(Extracted data entries)
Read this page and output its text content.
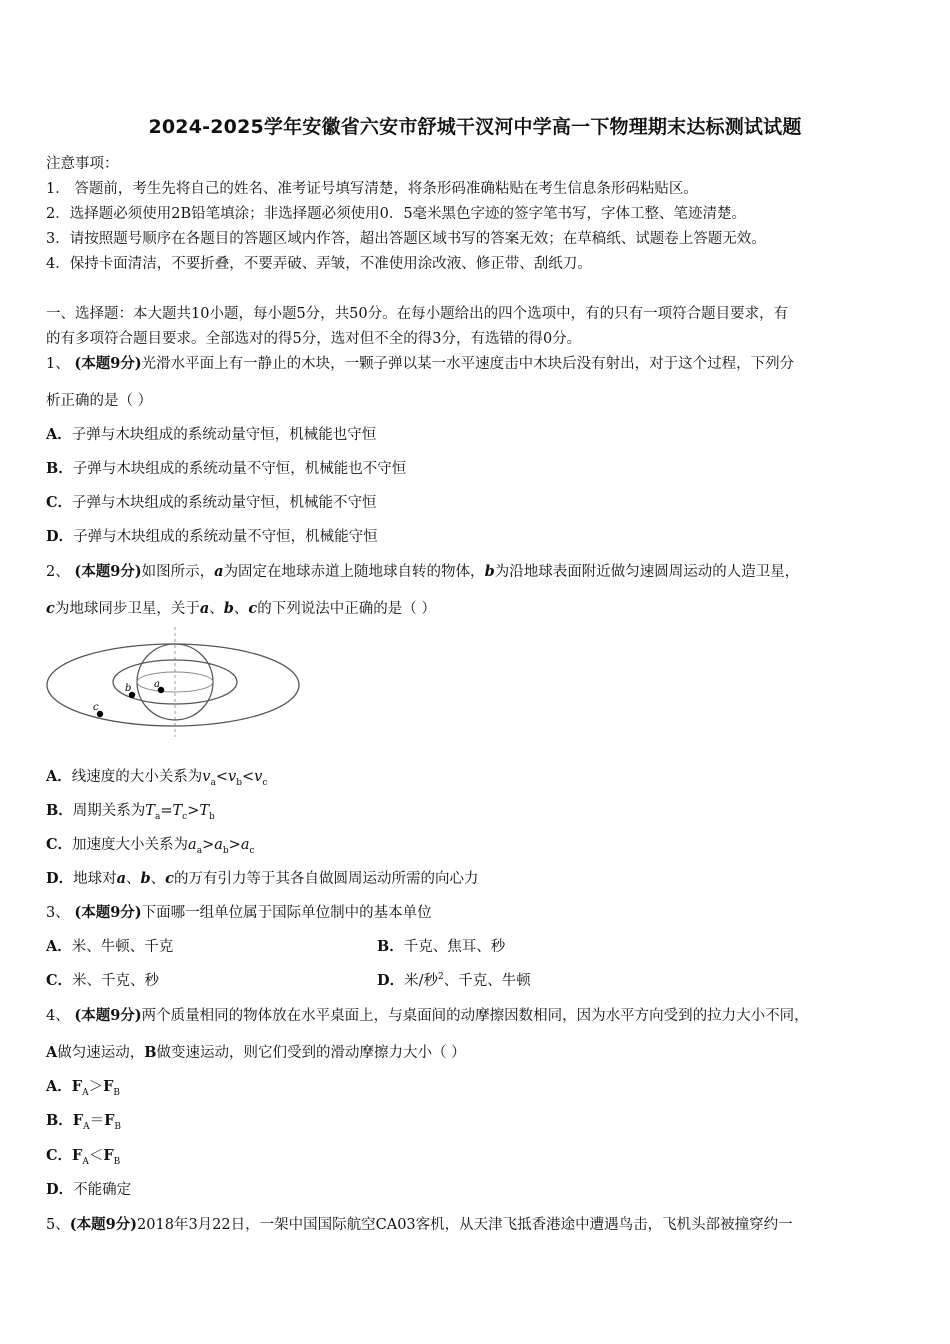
2024-2025学年安徽省六安市舒城干汊河中学高一下物理期末达标测试试题
注意事项：
1． 答题前，考生先将自己的姓名、准考证号填写清楚，将条形码准确粘贴在考生信息条形码粘贴区。
2．选择题必须使用2B铅笔填涂；非选择题必须使用0．5毫米黑色字迹的签字笔书写，字体工整、笔迹清楚。
3．请按照题号顺序在各题目的答题区域内作答，超出答题区域书写的答案无效；在草稿纸、试题卷上答题无效。
4．保持卡面清洁，不要折叠，不要弄破、弄皱，不准使用涂改液、修正带、刮纸刀。
一、选择题：本大题共10小题，每小题5分，共50分。在每小题给出的四个选项中，有的只有一项符合题目要求，有
的有多项符合题目要求。全部选对的得5分，选对但不全的得3分，有选错的得0分。
1、 (本题9分)光滑水平面上有一静止的木块，一颗子弹以某一水平速度击中木块后没有射出，对于这个过程，下列分
析正确的是（ ）
A．子弹与木块组成的系统动量守恒，机械能也守恒
B．子弹与木块组成的系统动量不守恒，机械能也不守恒
C．子弹与木块组成的系统动量守恒，机械能不守恒
D．子弹与木块组成的系统动量不守恒，机械能守恒
2、 (本题9分)如图所示，a为固定在地球赤道上随地球自转的物体，b为沿地球表面附近做匀速圆周运动的人造卫星，
c为地球同步卫星，关于a、b、c的下列说法中正确的是（ ）
a
b
c
A．线速度的大小关系为$v_a<v_b<v_c$
B．周期关系为$T_a=T_c>T_b$
C．加速度大小关系为$a_a>a_b>a_c$
D．地球对a、b、c的万有引力等于其各自做圆周运动所需的向心力
3、 (本题9分)下面哪一组单位属于国际单位制中的基本单位
A．米、牛顿、千克	B．千克、焦耳、秒
C．米、千克、秒	D．米/秒$^2$、千克、牛顿
4、 (本题9分)两个质量相同的物体放在水平桌面上，与桌面间的动摩擦因数相同，因为水平方向受到的拉力大小不同，
A做匀速运动，B做变速运动，则它们受到的滑动摩擦力大小（ ）
A．$F_A>F_B$
B．$F_A=F_B$
C．$F_A<F_B$
D．不能确定
5、(本题9分)2018年3月22日，一架中国国际航空CA03客机，从天津飞抵香港途中遭遇鸟击，飞机头部被撞穿约一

SET EXERCISE: The pictures in the entries should be left out; output everything else exactly.

TASK ANSWER:
Read this page and output its text content.
2024-2025学年安徽省六安市舒城干汊河中学高一下物理期末达标测试试题
注意事项：
1． 答题前，考生先将自己的姓名、准考证号填写清楚，将条形码准确粘贴在考生信息条形码粘贴区。
2．选择题必须使用2B铅笔填涂；非选择题必须使用0．5毫米黑色字迹的签字笔书写，字体工整、笔迹清楚。
3．请按照题号顺序在各题目的答题区域内作答，超出答题区域书写的答案无效；在草稿纸、试题卷上答题无效。
4．保持卡面清洁，不要折叠，不要弄破、弄皱，不准使用涂改液、修正带、刮纸刀。
一、选择题：本大题共10小题，每小题5分，共50分。在每小题给出的四个选项中，有的只有一项符合题目要求，有
的有多项符合题目要求。全部选对的得5分，选对但不全的得3分，有选错的得0分。
1、 (本题9分)光滑水平面上有一静止的木块，一颗子弹以某一水平速度击中木块后没有射出，对于这个过程，下列分
析正确的是（ ）
A．子弹与木块组成的系统动量守恒，机械能也守恒
B．子弹与木块组成的系统动量不守恒，机械能也不守恒
C．子弹与木块组成的系统动量守恒，机械能不守恒
D．子弹与木块组成的系统动量不守恒，机械能守恒
2、 (本题9分)如图所示，a为固定在地球赤道上随地球自转的物体，b为沿地球表面附近做匀速圆周运动的人造卫星，
c为地球同步卫星，关于a、b、c的下列说法中正确的是（ ）
a
b
c
A．线速度的大小关系为$v_a<v_b<v_c$
B．周期关系为$T_a=T_c>T_b$
C．加速度大小关系为$a_a>a_b>a_c$
D．地球对a、b、c的万有引力等于其各自做圆周运动所需的向心力
3、 (本题9分)下面哪一组单位属于国际单位制中的基本单位
A．米、牛顿、千克	B．千克、焦耳、秒
C．米、千克、秒	D．米/秒$^2$、千克、牛顿
4、 (本题9分)两个质量相同的物体放在水平桌面上，与桌面间的动摩擦因数相同，因为水平方向受到的拉力大小不同，
A做匀速运动，B做变速运动，则它们受到的滑动摩擦力大小（ ）
A．$F_A>F_B$
B．$F_A=F_B$
C．$F_A<F_B$
D．不能确定
5、(本题9分)2018年3月22日，一架中国国际航空CA03客机，从天津飞抵香港途中遭遇鸟击，飞机头部被撞穿约一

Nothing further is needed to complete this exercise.